• _GIVEN PROBLEM_:
Quote the whole listing exactly. Leave the pictures out of your copy.

=== DATASET RECORDS ===

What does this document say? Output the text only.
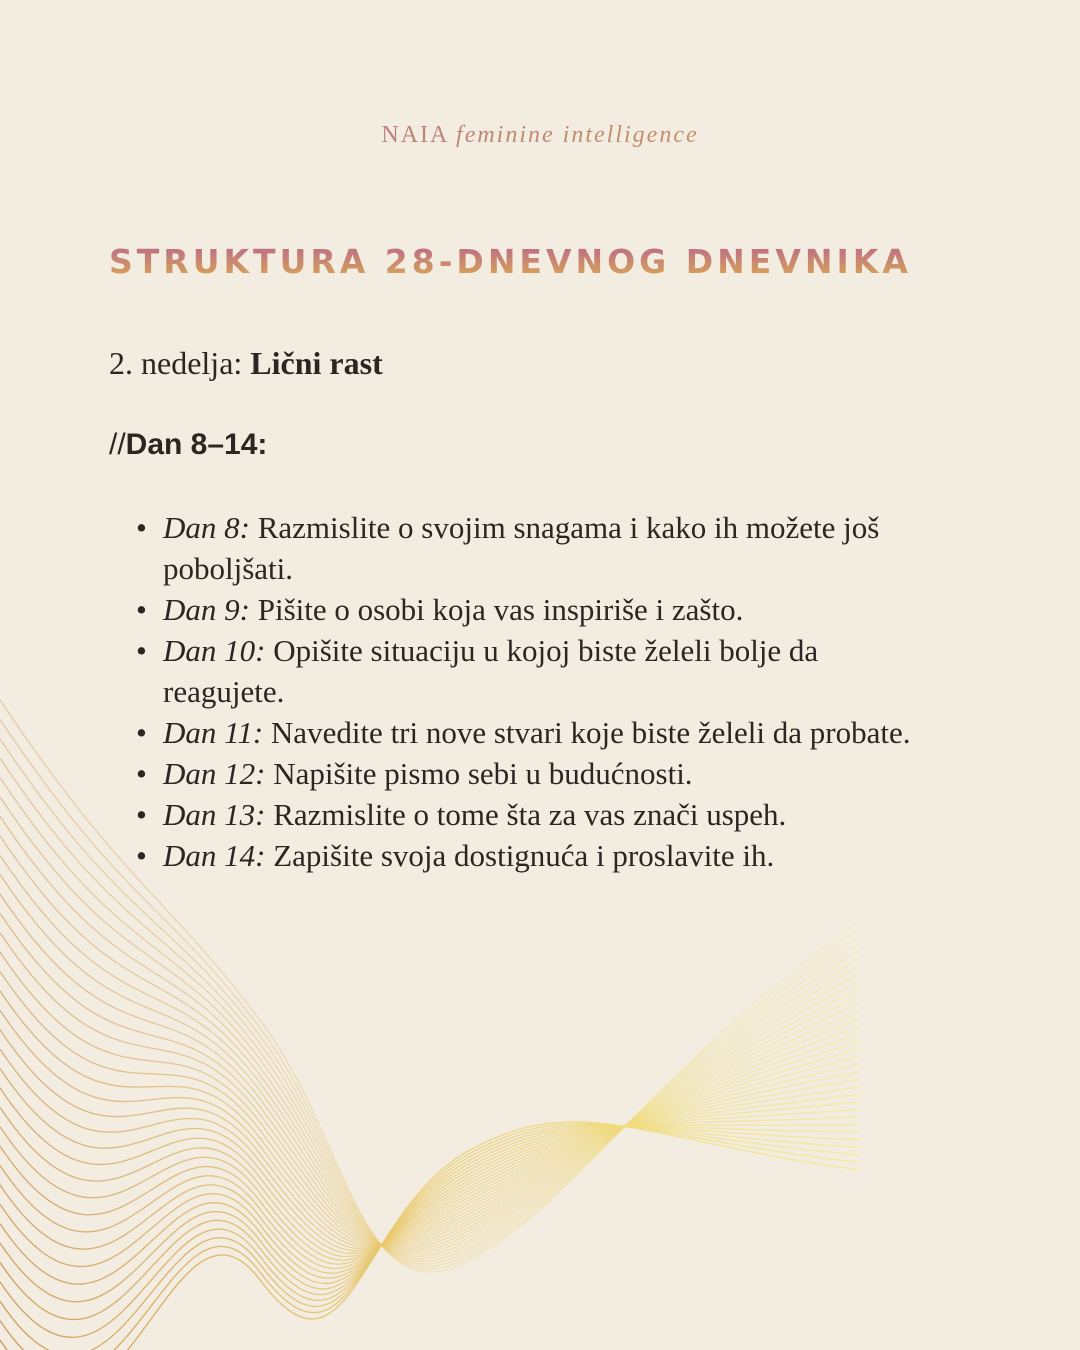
NAIA feminine intelligence
STRUKTURA 28-DNEVNOG DNEVNIKA
2. nedelja: Lični rast
//Dan 8–14:
• Dan 8: Razmislite o svojim snagama i kako ih možete još poboljšati.
• Dan 9: Pišite o osobi koja vas inspiriše i zašto.
• Dan 10: Opišite situaciju u kojoj biste želeli bolje da reagujete.
• Dan 11: Navedite tri nove stvari koje biste želeli da probate.
• Dan 12: Napišite pismo sebi u budućnosti.
• Dan 13: Razmislite o tome šta za vas znači uspeh.
• Dan 14: Zapišite svoja dostignuća i proslavite ih.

===

• _TASK RESULT_:
What does this document say? Output the text only.
NAIA feminine intelligence
STRUKTURA 28-DNEVNOG DNEVNIKA
2. nedelja: Lični rast
//Dan 8–14:
• Dan 8: Razmislite o svojim snagama i kako ih možete još poboljšati.
• Dan 9: Pišite o osobi koja vas inspiriše i zašto.
• Dan 10: Opišite situaciju u kojoj biste želeli bolje da reagujete.
• Dan 11: Navedite tri nove stvari koje biste želeli da probate.
• Dan 12: Napišite pismo sebi u budućnosti.
• Dan 13: Razmislite o tome šta za vas znači uspeh.
• Dan 14: Zapišite svoja dostignuća i proslavite ih.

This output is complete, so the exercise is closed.